To be done:
Using the data below, tally the lines that include the string "page". Only the number is wanted.

===== Given data =====

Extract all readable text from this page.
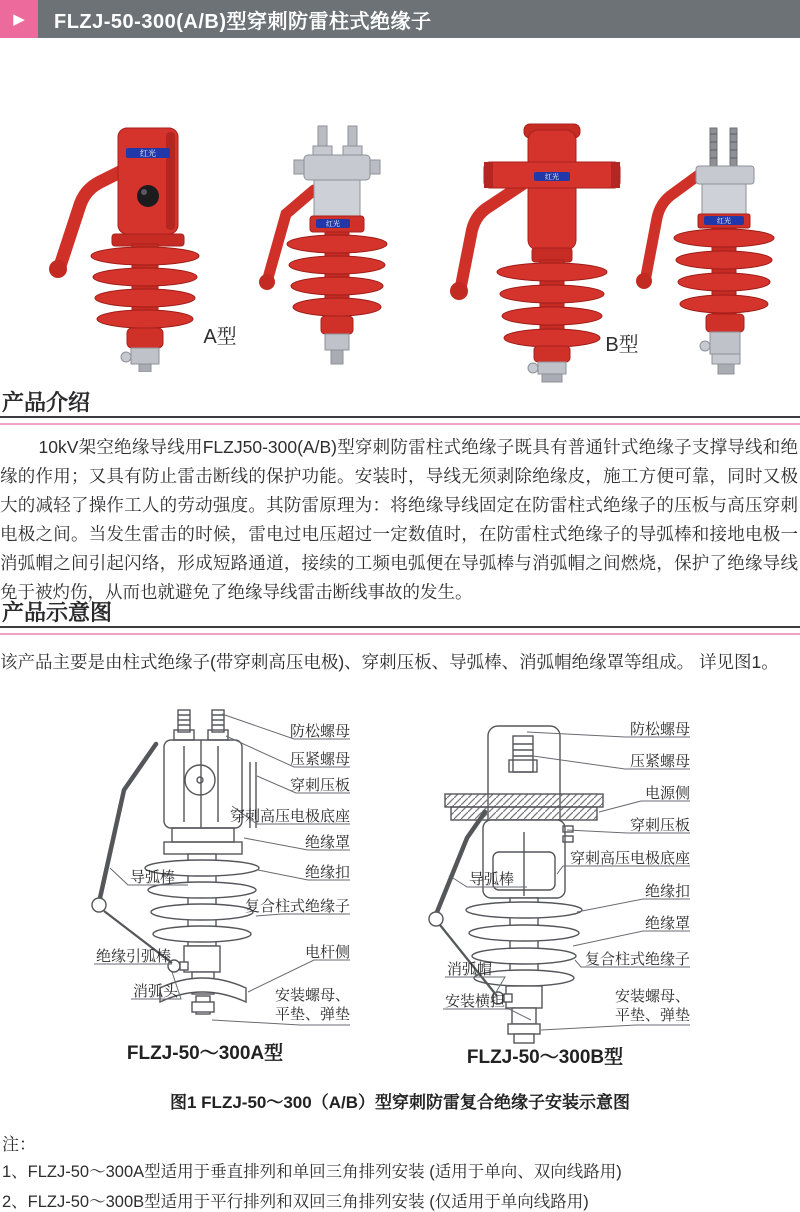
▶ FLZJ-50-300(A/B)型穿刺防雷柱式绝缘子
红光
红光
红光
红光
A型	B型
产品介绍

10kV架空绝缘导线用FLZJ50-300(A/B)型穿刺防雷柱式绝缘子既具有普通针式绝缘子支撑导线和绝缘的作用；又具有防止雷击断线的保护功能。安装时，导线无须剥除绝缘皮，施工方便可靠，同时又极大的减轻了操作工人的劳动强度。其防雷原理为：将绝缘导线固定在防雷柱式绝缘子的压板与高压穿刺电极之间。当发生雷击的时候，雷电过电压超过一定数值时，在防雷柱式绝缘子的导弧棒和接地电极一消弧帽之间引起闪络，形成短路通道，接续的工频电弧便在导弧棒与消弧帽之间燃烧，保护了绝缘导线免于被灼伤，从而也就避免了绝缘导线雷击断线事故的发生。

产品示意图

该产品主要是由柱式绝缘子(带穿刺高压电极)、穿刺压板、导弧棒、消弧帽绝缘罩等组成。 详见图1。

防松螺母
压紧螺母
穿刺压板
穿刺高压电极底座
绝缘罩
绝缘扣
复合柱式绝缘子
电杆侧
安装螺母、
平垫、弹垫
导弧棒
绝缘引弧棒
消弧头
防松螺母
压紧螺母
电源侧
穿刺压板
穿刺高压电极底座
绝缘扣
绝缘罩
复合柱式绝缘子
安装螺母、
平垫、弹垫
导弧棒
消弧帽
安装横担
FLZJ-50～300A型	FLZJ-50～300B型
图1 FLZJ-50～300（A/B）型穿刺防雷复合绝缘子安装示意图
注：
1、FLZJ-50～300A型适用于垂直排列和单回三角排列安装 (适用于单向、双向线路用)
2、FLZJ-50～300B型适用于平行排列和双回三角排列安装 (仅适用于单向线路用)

=====
===== Given data =====

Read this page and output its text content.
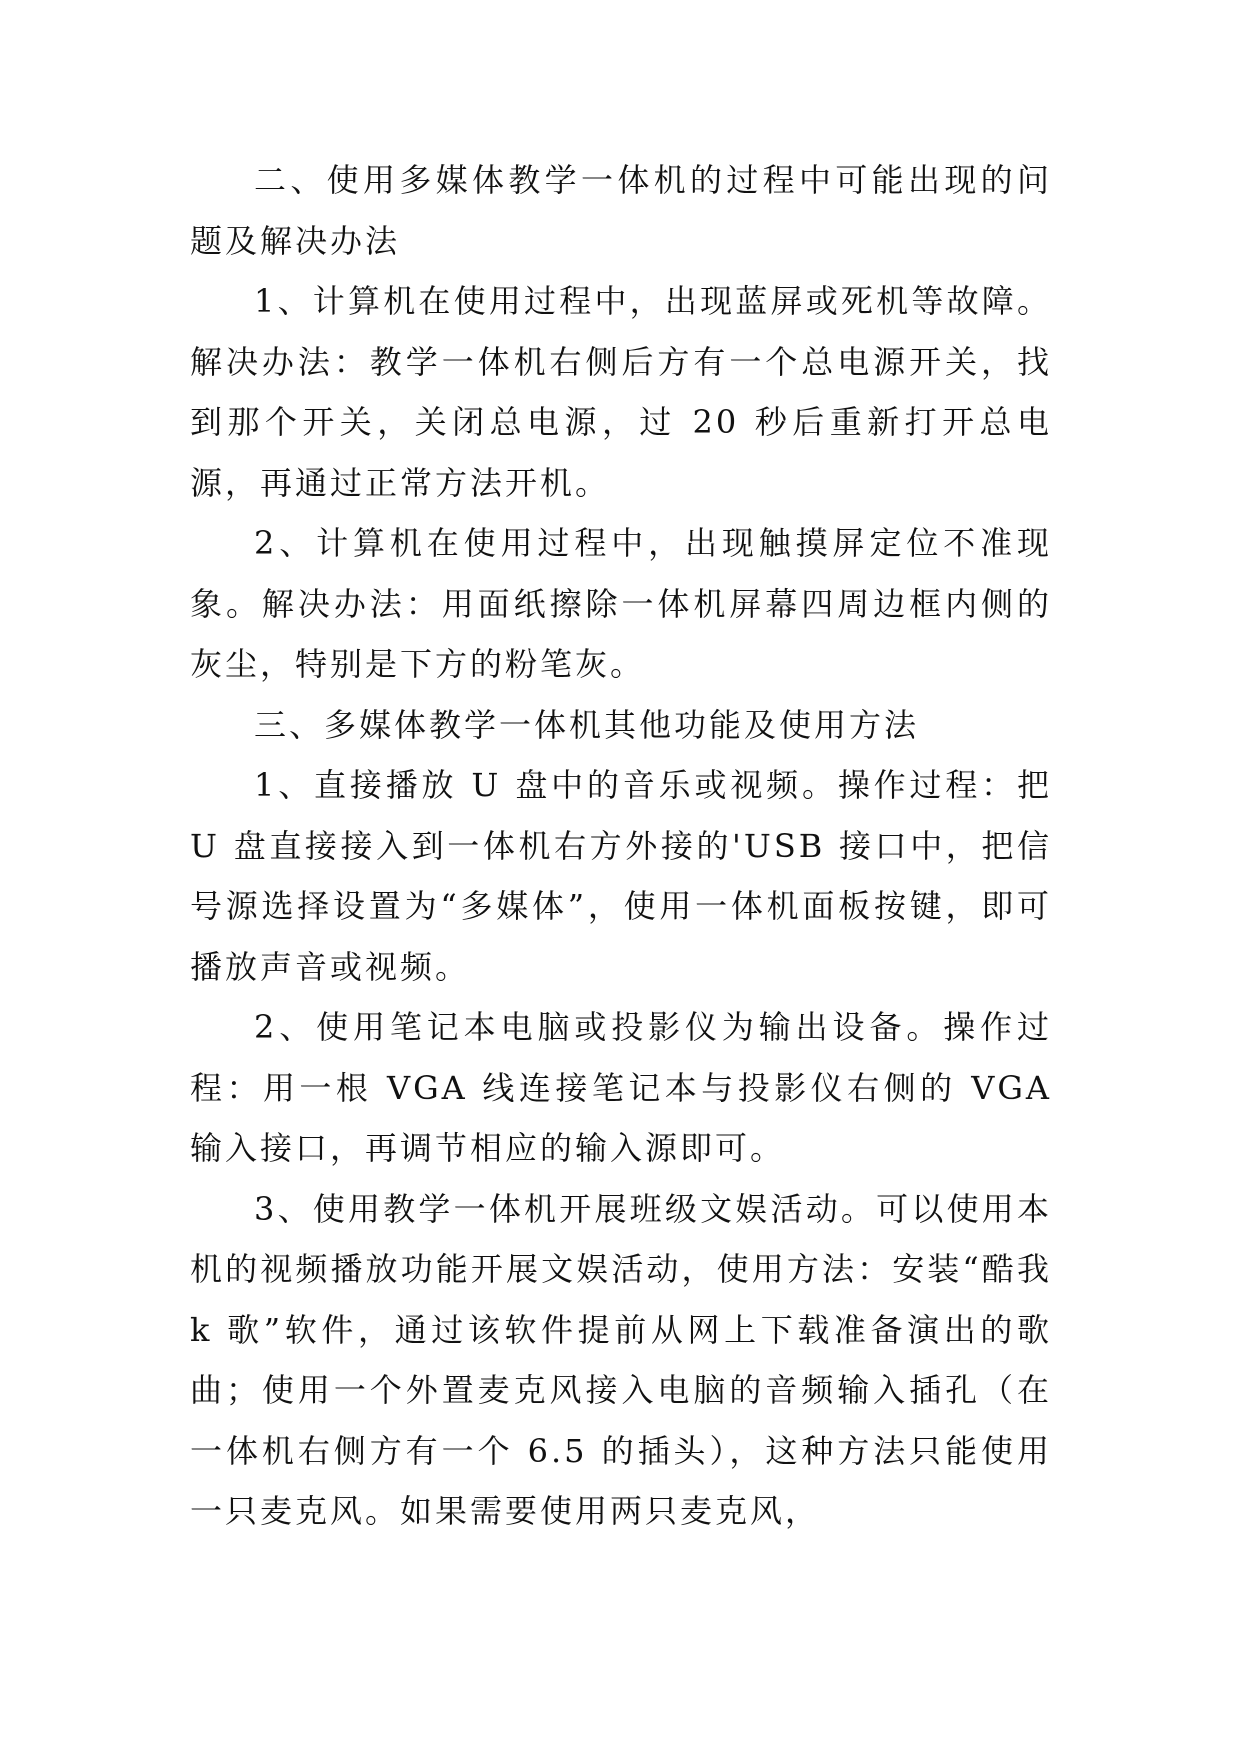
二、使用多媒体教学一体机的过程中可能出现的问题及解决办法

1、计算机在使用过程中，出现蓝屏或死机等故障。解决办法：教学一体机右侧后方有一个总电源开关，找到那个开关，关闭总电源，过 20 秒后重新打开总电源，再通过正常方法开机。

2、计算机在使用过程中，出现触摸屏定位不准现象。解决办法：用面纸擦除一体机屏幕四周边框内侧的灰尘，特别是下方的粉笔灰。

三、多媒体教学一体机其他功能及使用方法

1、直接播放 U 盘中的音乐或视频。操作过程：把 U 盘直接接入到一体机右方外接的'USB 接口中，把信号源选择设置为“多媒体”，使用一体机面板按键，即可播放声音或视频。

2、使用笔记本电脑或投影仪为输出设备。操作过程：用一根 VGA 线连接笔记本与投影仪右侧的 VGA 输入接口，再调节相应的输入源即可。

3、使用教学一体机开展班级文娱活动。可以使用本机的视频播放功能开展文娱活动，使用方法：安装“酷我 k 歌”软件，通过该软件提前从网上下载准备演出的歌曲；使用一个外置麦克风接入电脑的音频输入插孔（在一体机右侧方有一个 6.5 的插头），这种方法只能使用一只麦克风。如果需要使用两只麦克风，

=====

Solution to this exercise:
2